— START OF STORED DATA —
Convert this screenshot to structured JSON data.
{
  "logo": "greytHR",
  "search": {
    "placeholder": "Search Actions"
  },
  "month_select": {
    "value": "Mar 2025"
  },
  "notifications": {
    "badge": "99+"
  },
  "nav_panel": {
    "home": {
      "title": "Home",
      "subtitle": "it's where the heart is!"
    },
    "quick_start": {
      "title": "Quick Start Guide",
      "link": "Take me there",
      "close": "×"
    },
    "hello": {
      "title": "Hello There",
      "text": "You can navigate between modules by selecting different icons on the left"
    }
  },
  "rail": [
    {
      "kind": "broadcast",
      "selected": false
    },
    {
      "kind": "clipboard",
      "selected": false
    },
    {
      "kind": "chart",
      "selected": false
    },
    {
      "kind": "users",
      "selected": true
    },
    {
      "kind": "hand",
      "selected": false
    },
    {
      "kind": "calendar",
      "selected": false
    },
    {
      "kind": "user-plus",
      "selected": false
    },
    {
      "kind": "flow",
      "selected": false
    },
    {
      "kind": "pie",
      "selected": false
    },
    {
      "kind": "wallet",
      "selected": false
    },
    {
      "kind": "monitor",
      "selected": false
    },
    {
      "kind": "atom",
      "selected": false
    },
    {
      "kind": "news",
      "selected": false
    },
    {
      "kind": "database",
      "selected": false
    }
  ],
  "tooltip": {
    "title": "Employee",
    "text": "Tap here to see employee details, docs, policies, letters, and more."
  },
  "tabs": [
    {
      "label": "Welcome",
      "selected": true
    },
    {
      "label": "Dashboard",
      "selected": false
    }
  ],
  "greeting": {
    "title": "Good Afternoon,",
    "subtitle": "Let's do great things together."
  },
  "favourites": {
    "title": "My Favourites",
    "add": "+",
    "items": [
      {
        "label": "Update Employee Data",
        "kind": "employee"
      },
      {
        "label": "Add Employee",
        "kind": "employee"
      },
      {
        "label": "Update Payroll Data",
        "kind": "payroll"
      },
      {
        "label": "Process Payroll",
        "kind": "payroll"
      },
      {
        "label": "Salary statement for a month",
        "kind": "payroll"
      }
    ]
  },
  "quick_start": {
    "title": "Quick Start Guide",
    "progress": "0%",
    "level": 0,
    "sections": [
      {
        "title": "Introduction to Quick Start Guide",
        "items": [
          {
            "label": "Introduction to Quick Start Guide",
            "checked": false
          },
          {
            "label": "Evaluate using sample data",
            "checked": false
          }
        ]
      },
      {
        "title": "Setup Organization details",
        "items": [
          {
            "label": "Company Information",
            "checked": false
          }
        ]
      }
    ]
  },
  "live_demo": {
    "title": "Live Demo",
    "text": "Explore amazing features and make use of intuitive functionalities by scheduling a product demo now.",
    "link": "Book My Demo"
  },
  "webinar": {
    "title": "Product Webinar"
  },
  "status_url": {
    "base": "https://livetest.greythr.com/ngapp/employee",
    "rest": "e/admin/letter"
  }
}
— END OF STORED DATA —
• _TASK_
Repeat every line of the material exactly as given.

• _TASK RESPONSE_
Convert this screenshot to structured JSON data.
{
  "logo": "greytHR",
  "search": {
    "placeholder": "Search Actions"
  },
  "month_select": {
    "value": "Mar 2025"
  },
  "notifications": {
    "badge": "99+"
  },
  "nav_panel": {
    "home": {
      "title": "Home",
      "subtitle": "it's where the heart is!"
    },
    "quick_start": {
      "title": "Quick Start Guide",
      "link": "Take me there",
      "close": "×"
    },
    "hello": {
      "title": "Hello There",
      "text": "You can navigate between modules by selecting different icons on the left"
    }
  },
  "rail": [
    {
      "kind": "broadcast",
      "selected": false
    },
    {
      "kind": "clipboard",
      "selected": false
    },
    {
      "kind": "chart",
      "selected": false
    },
    {
      "kind": "users",
      "selected": true
    },
    {
      "kind": "hand",
      "selected": false
    },
    {
      "kind": "calendar",
      "selected": false
    },
    {
      "kind": "user-plus",
      "selected": false
    },
    {
      "kind": "flow",
      "selected": false
    },
    {
      "kind": "pie",
      "selected": false
    },
    {
      "kind": "wallet",
      "selected": false
    },
    {
      "kind": "monitor",
      "selected": false
    },
    {
      "kind": "atom",
      "selected": false
    },
    {
      "kind": "news",
      "selected": false
    },
    {
      "kind": "database",
      "selected": false
    }
  ],
  "tooltip": {
    "title": "Employee",
    "text": "Tap here to see employee details, docs, policies, letters, and more."
  },
  "tabs": [
    {
      "label": "Welcome",
      "selected": true
    },
    {
      "label": "Dashboard",
      "selected": false
    }
  ],
  "greeting": {
    "title": "Good Afternoon,",
    "subtitle": "Let's do great things together."
  },
  "favourites": {
    "title": "My Favourites",
    "add": "+",
    "items": [
      {
        "label": "Update Employee Data",
        "kind": "employee"
      },
      {
        "label": "Add Employee",
        "kind": "employee"
      },
      {
        "label": "Update Payroll Data",
        "kind": "payroll"
      },
      {
        "label": "Process Payroll",
        "kind": "payroll"
      },
      {
        "label": "Salary statement for a month",
        "kind": "payroll"
      }
    ]
  },
  "quick_start": {
    "title": "Quick Start Guide",
    "progress": "0%",
    "level": 0,
    "sections": [
      {
        "title": "Introduction to Quick Start Guide",
        "items": [
          {
            "label": "Introduction to Quick Start Guide",
            "checked": false
          },
          {
            "label": "Evaluate using sample data",
            "checked": false
          }
        ]
      },
      {
        "title": "Setup Organization details",
        "items": [
          {
            "label": "Company Information",
            "checked": false
          }
        ]
      }
    ]
  },
  "live_demo": {
    "title": "Live Demo",
    "text": "Explore amazing features and make use of intuitive functionalities by scheduling a product demo now.",
    "link": "Book My Demo"
  },
  "webinar": {
    "title": "Product Webinar"
  },
  "status_url": {
    "base": "https://livetest.greythr.com/ngapp/employee",
    "rest": "e/admin/letter"
  }
}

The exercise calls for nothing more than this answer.